Task objective: Collect every line in the records below that contains the word "JSON".

Rows from a figure dataset:
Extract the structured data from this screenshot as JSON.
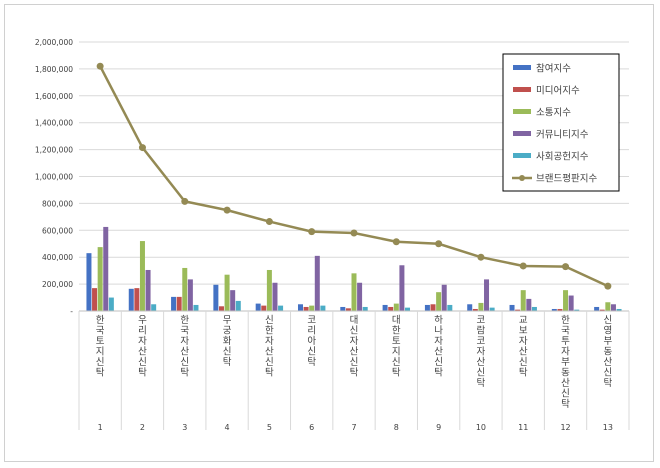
{
  "chart_data": {
    "type": "bar",
    "categories": [
      "1",
      "2",
      "3",
      "4",
      "5",
      "6",
      "7",
      "8",
      "9",
      "10",
      "11",
      "12",
      "13"
    ],
    "category_names": [
      "한국토지신탁",
      "우리자산신탁",
      "한국자산신탁",
      "무궁화신탁",
      "신한자산신탁",
      "코리아신탁",
      "대신자산신탁",
      "대한토지신탁",
      "하나자산신탁",
      "코람코자산신탁",
      "교보자산신탁",
      "한국투자부동산신탁",
      "신영부동산신탁"
    ],
    "yticks": [
      "-",
      "200,000",
      "400,000",
      "600,000",
      "800,000",
      "1,000,000",
      "1,200,000",
      "1,400,000",
      "1,600,000",
      "1,800,000",
      "2,000,000"
    ],
    "ylim": [
      0,
      2000000
    ],
    "grid": true,
    "legend_position": "top-right",
    "series": [
      {
        "name": "참여지수",
        "type": "bar",
        "color": "#4472c4",
        "values": [
          430000,
          165000,
          105000,
          195000,
          55000,
          50000,
          30000,
          45000,
          45000,
          50000,
          45000,
          15000,
          30000
        ]
      },
      {
        "name": "미디어지수",
        "type": "bar",
        "color": "#c0504d",
        "values": [
          170000,
          170000,
          105000,
          35000,
          40000,
          30000,
          20000,
          30000,
          50000,
          15000,
          10000,
          15000,
          10000
        ]
      },
      {
        "name": "소통지수",
        "type": "bar",
        "color": "#9bbb59",
        "values": [
          475000,
          520000,
          320000,
          270000,
          305000,
          40000,
          280000,
          55000,
          140000,
          60000,
          155000,
          155000,
          65000
        ]
      },
      {
        "name": "커뮤니티지수",
        "type": "bar",
        "color": "#8064a2",
        "values": [
          625000,
          305000,
          235000,
          155000,
          210000,
          410000,
          210000,
          340000,
          195000,
          235000,
          90000,
          115000,
          50000
        ]
      },
      {
        "name": "사회공헌지수",
        "type": "bar",
        "color": "#4bacc6",
        "values": [
          100000,
          50000,
          45000,
          75000,
          40000,
          40000,
          30000,
          25000,
          45000,
          25000,
          30000,
          10000,
          15000
        ]
      },
      {
        "name": "브랜드평판지수",
        "type": "line",
        "color": "#948a54",
        "values": [
          1820000,
          1215000,
          815000,
          750000,
          665000,
          590000,
          580000,
          515000,
          500000,
          400000,
          335000,
          330000,
          185000
        ]
      }
    ]
  }
}
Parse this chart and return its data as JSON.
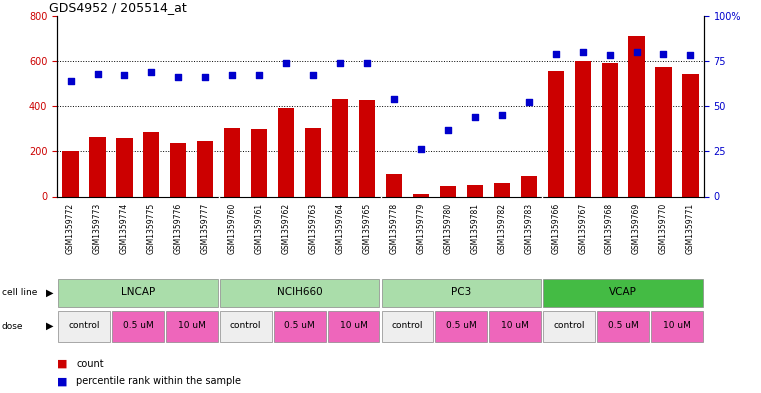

Exercise result:
Extract the structured data from this screenshot as JSON.
Parse this chart and return its data as JSON.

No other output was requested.